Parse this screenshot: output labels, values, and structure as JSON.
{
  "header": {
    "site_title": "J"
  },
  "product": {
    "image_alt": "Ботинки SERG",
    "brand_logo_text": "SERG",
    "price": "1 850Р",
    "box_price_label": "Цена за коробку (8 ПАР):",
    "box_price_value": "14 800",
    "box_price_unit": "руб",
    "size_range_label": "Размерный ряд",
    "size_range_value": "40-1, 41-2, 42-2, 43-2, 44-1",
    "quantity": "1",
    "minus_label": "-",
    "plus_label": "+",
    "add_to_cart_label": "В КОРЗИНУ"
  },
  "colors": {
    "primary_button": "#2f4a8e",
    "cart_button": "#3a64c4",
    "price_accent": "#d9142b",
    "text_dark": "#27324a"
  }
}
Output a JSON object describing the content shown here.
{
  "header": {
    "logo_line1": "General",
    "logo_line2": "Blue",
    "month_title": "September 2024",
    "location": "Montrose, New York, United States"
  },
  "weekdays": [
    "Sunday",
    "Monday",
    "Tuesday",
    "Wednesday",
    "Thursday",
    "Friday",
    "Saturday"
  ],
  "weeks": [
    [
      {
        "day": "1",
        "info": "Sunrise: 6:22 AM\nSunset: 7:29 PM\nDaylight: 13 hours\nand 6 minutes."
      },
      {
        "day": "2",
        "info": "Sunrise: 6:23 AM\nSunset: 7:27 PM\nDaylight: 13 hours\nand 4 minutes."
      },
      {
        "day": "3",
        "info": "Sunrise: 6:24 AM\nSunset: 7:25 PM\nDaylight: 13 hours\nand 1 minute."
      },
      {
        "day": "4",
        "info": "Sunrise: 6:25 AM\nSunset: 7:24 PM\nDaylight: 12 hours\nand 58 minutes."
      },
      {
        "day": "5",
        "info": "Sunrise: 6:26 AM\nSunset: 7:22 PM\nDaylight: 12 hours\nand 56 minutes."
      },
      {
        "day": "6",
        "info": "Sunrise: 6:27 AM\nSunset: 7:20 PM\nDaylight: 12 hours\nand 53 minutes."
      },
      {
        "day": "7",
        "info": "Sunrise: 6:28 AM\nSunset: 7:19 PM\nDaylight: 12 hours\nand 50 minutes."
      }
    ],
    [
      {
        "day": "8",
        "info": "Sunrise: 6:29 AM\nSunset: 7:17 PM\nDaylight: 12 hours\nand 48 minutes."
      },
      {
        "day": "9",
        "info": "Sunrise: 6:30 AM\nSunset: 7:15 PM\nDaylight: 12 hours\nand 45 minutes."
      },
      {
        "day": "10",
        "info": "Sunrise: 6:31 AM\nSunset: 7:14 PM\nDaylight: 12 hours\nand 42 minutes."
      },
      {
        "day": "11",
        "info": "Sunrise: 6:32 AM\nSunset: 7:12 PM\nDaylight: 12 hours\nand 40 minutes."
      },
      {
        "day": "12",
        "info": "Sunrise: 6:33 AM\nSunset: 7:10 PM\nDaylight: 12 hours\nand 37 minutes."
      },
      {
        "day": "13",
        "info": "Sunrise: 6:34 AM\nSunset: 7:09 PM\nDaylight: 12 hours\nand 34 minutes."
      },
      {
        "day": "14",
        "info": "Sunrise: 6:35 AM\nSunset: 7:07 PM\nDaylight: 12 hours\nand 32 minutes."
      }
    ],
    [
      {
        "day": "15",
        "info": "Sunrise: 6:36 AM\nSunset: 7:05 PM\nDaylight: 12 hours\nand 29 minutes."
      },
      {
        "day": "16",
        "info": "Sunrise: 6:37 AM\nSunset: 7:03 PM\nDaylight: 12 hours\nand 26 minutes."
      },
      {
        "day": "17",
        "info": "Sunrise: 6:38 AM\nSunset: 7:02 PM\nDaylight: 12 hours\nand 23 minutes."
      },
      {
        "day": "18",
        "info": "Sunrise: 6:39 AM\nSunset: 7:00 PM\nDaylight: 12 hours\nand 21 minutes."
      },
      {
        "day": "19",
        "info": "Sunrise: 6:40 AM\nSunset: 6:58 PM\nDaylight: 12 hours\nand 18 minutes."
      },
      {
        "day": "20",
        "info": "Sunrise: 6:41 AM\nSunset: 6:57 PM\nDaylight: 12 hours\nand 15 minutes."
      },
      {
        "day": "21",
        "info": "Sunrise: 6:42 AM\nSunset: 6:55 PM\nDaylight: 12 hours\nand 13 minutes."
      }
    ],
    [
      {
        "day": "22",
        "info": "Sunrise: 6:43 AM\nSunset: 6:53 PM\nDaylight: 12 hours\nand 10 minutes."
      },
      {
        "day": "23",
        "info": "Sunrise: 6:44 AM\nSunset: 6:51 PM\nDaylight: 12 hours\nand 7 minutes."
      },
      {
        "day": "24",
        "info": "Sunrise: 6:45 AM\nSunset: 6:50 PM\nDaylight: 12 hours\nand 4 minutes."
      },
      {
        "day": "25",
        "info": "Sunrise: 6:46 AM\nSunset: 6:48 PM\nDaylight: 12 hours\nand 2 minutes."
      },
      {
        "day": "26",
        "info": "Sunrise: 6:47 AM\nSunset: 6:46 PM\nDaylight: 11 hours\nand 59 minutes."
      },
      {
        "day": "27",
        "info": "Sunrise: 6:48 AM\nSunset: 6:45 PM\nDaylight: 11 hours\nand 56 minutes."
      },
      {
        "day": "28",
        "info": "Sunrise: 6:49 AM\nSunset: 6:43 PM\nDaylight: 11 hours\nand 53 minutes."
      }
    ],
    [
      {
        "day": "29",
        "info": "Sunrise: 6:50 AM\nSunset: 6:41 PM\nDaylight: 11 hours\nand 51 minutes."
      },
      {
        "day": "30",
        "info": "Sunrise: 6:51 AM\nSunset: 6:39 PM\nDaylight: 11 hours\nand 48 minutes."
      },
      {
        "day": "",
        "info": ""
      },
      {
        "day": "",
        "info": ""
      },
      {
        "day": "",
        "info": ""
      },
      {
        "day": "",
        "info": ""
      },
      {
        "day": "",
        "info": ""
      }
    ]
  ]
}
_ _ _ _ _
Set problem:
Print back all the lines verbatim.

Result of the task:
Parse this screenshot: output labels, values, and structure as JSON.
{
  "header": {
    "site_title": "J"
  },
  "product": {
    "image_alt": "Ботинки SERG",
    "brand_logo_text": "SERG",
    "price": "1 850Р",
    "box_price_label": "Цена за коробку (8 ПАР):",
    "box_price_value": "14 800",
    "box_price_unit": "руб",
    "size_range_label": "Размерный ряд",
    "size_range_value": "40-1, 41-2, 42-2, 43-2, 44-1",
    "quantity": "1",
    "minus_label": "-",
    "plus_label": "+",
    "add_to_cart_label": "В КОРЗИНУ"
  },
  "colors": {
    "primary_button": "#2f4a8e",
    "cart_button": "#3a64c4",
    "price_accent": "#d9142b",
    "text_dark": "#27324a"
  }
}
Output a JSON object describing the content shown here.
{
  "header": {
    "logo_line1": "General",
    "logo_line2": "Blue",
    "month_title": "September 2024",
    "location": "Montrose, New York, United States"
  },
  "weekdays": [
    "Sunday",
    "Monday",
    "Tuesday",
    "Wednesday",
    "Thursday",
    "Friday",
    "Saturday"
  ],
  "weeks": [
    [
      {
        "day": "1",
        "info": "Sunrise: 6:22 AM\nSunset: 7:29 PM\nDaylight: 13 hours\nand 6 minutes."
      },
      {
        "day": "2",
        "info": "Sunrise: 6:23 AM\nSunset: 7:27 PM\nDaylight: 13 hours\nand 4 minutes."
      },
      {
        "day": "3",
        "info": "Sunrise: 6:24 AM\nSunset: 7:25 PM\nDaylight: 13 hours\nand 1 minute."
      },
      {
        "day": "4",
        "info": "Sunrise: 6:25 AM\nSunset: 7:24 PM\nDaylight: 12 hours\nand 58 minutes."
      },
      {
        "day": "5",
        "info": "Sunrise: 6:26 AM\nSunset: 7:22 PM\nDaylight: 12 hours\nand 56 minutes."
      },
      {
        "day": "6",
        "info": "Sunrise: 6:27 AM\nSunset: 7:20 PM\nDaylight: 12 hours\nand 53 minutes."
      },
      {
        "day": "7",
        "info": "Sunrise: 6:28 AM\nSunset: 7:19 PM\nDaylight: 12 hours\nand 50 minutes."
      }
    ],
    [
      {
        "day": "8",
        "info": "Sunrise: 6:29 AM\nSunset: 7:17 PM\nDaylight: 12 hours\nand 48 minutes."
      },
      {
        "day": "9",
        "info": "Sunrise: 6:30 AM\nSunset: 7:15 PM\nDaylight: 12 hours\nand 45 minutes."
      },
      {
        "day": "10",
        "info": "Sunrise: 6:31 AM\nSunset: 7:14 PM\nDaylight: 12 hours\nand 42 minutes."
      },
      {
        "day": "11",
        "info": "Sunrise: 6:32 AM\nSunset: 7:12 PM\nDaylight: 12 hours\nand 40 minutes."
      },
      {
        "day": "12",
        "info": "Sunrise: 6:33 AM\nSunset: 7:10 PM\nDaylight: 12 hours\nand 37 minutes."
      },
      {
        "day": "13",
        "info": "Sunrise: 6:34 AM\nSunset: 7:09 PM\nDaylight: 12 hours\nand 34 minutes."
      },
      {
        "day": "14",
        "info": "Sunrise: 6:35 AM\nSunset: 7:07 PM\nDaylight: 12 hours\nand 32 minutes."
      }
    ],
    [
      {
        "day": "15",
        "info": "Sunrise: 6:36 AM\nSunset: 7:05 PM\nDaylight: 12 hours\nand 29 minutes."
      },
      {
        "day": "16",
        "info": "Sunrise: 6:37 AM\nSunset: 7:03 PM\nDaylight: 12 hours\nand 26 minutes."
      },
      {
        "day": "17",
        "info": "Sunrise: 6:38 AM\nSunset: 7:02 PM\nDaylight: 12 hours\nand 23 minutes."
      },
      {
        "day": "18",
        "info": "Sunrise: 6:39 AM\nSunset: 7:00 PM\nDaylight: 12 hours\nand 21 minutes."
      },
      {
        "day": "19",
        "info": "Sunrise: 6:40 AM\nSunset: 6:58 PM\nDaylight: 12 hours\nand 18 minutes."
      },
      {
        "day": "20",
        "info": "Sunrise: 6:41 AM\nSunset: 6:57 PM\nDaylight: 12 hours\nand 15 minutes."
      },
      {
        "day": "21",
        "info": "Sunrise: 6:42 AM\nSunset: 6:55 PM\nDaylight: 12 hours\nand 13 minutes."
      }
    ],
    [
      {
        "day": "22",
        "info": "Sunrise: 6:43 AM\nSunset: 6:53 PM\nDaylight: 12 hours\nand 10 minutes."
      },
      {
        "day": "23",
        "info": "Sunrise: 6:44 AM\nSunset: 6:51 PM\nDaylight: 12 hours\nand 7 minutes."
      },
      {
        "day": "24",
        "info": "Sunrise: 6:45 AM\nSunset: 6:50 PM\nDaylight: 12 hours\nand 4 minutes."
      },
      {
        "day": "25",
        "info": "Sunrise: 6:46 AM\nSunset: 6:48 PM\nDaylight: 12 hours\nand 2 minutes."
      },
      {
        "day": "26",
        "info": "Sunrise: 6:47 AM\nSunset: 6:46 PM\nDaylight: 11 hours\nand 59 minutes."
      },
      {
        "day": "27",
        "info": "Sunrise: 6:48 AM\nSunset: 6:45 PM\nDaylight: 11 hours\nand 56 minutes."
      },
      {
        "day": "28",
        "info": "Sunrise: 6:49 AM\nSunset: 6:43 PM\nDaylight: 11 hours\nand 53 minutes."
      }
    ],
    [
      {
        "day": "29",
        "info": "Sunrise: 6:50 AM\nSunset: 6:41 PM\nDaylight: 11 hours\nand 51 minutes."
      },
      {
        "day": "30",
        "info": "Sunrise: 6:51 AM\nSunset: 6:39 PM\nDaylight: 11 hours\nand 48 minutes."
      },
      {
        "day": "",
        "info": ""
      },
      {
        "day": "",
        "info": ""
      },
      {
        "day": "",
        "info": ""
      },
      {
        "day": "",
        "info": ""
      },
      {
        "day": "",
        "info": ""
      }
    ]
  ]
}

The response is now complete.